Records about charts and figures
━━━━━━━━

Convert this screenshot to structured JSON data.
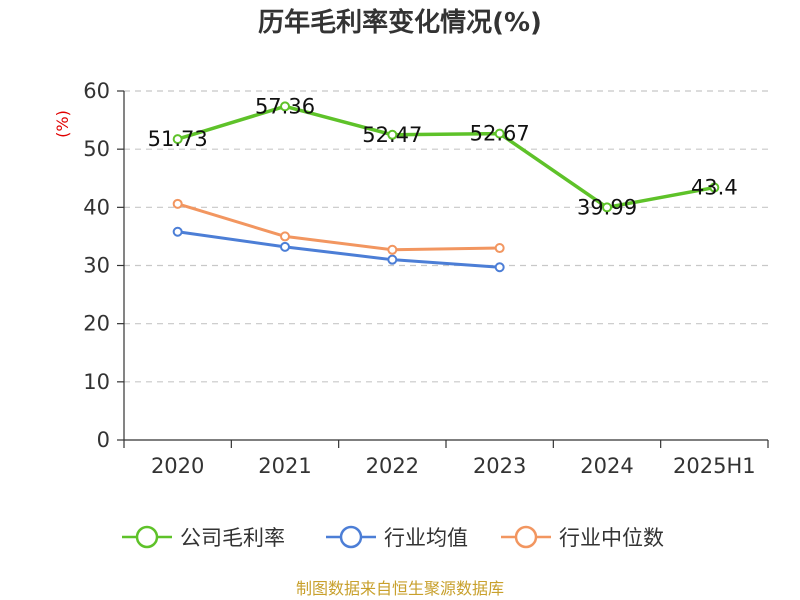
{
  "chart_data": {
    "type": "line",
    "title": "历年毛利率变化情况(%)",
    "ylabel": "(%)",
    "xlabel": "",
    "categories": [
      "2020",
      "2021",
      "2022",
      "2023",
      "2024",
      "2025H1"
    ],
    "ylim": [
      0,
      60
    ],
    "yticks": [
      0,
      10,
      20,
      30,
      40,
      50,
      60
    ],
    "grid": "horizontal-dashed",
    "legend_position": "bottom",
    "series": [
      {
        "name": "公司毛利率",
        "color": "#5ec229",
        "values": [
          51.73,
          57.36,
          52.47,
          52.67,
          39.99,
          43.4
        ],
        "labels": [
          "51.73",
          "57.36",
          "52.47",
          "52.67",
          "39.99",
          "43.4"
        ]
      },
      {
        "name": "行业均值",
        "color": "#4c7ed6",
        "values": [
          35.8,
          33.2,
          31.0,
          29.7,
          null,
          null
        ]
      },
      {
        "name": "行业中位数",
        "color": "#f29660",
        "values": [
          40.6,
          35.0,
          32.7,
          33.0,
          null,
          null
        ]
      }
    ]
  },
  "source": "制图数据来自恒生聚源数据库"
}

━━━━━━━━

Your goal:
Leave out the pictures and transcribe the entries above exactly.

Answer to the exercise:
Convert this screenshot to structured JSON data.
{
  "chart_data": {
    "type": "line",
    "title": "历年毛利率变化情况(%)",
    "ylabel": "(%)",
    "xlabel": "",
    "categories": [
      "2020",
      "2021",
      "2022",
      "2023",
      "2024",
      "2025H1"
    ],
    "ylim": [
      0,
      60
    ],
    "yticks": [
      0,
      10,
      20,
      30,
      40,
      50,
      60
    ],
    "grid": "horizontal-dashed",
    "legend_position": "bottom",
    "series": [
      {
        "name": "公司毛利率",
        "color": "#5ec229",
        "values": [
          51.73,
          57.36,
          52.47,
          52.67,
          39.99,
          43.4
        ],
        "labels": [
          "51.73",
          "57.36",
          "52.47",
          "52.67",
          "39.99",
          "43.4"
        ]
      },
      {
        "name": "行业均值",
        "color": "#4c7ed6",
        "values": [
          35.8,
          33.2,
          31.0,
          29.7,
          null,
          null
        ]
      },
      {
        "name": "行业中位数",
        "color": "#f29660",
        "values": [
          40.6,
          35.0,
          32.7,
          33.0,
          null,
          null
        ]
      }
    ]
  },
  "source": "制图数据来自恒生聚源数据库"
}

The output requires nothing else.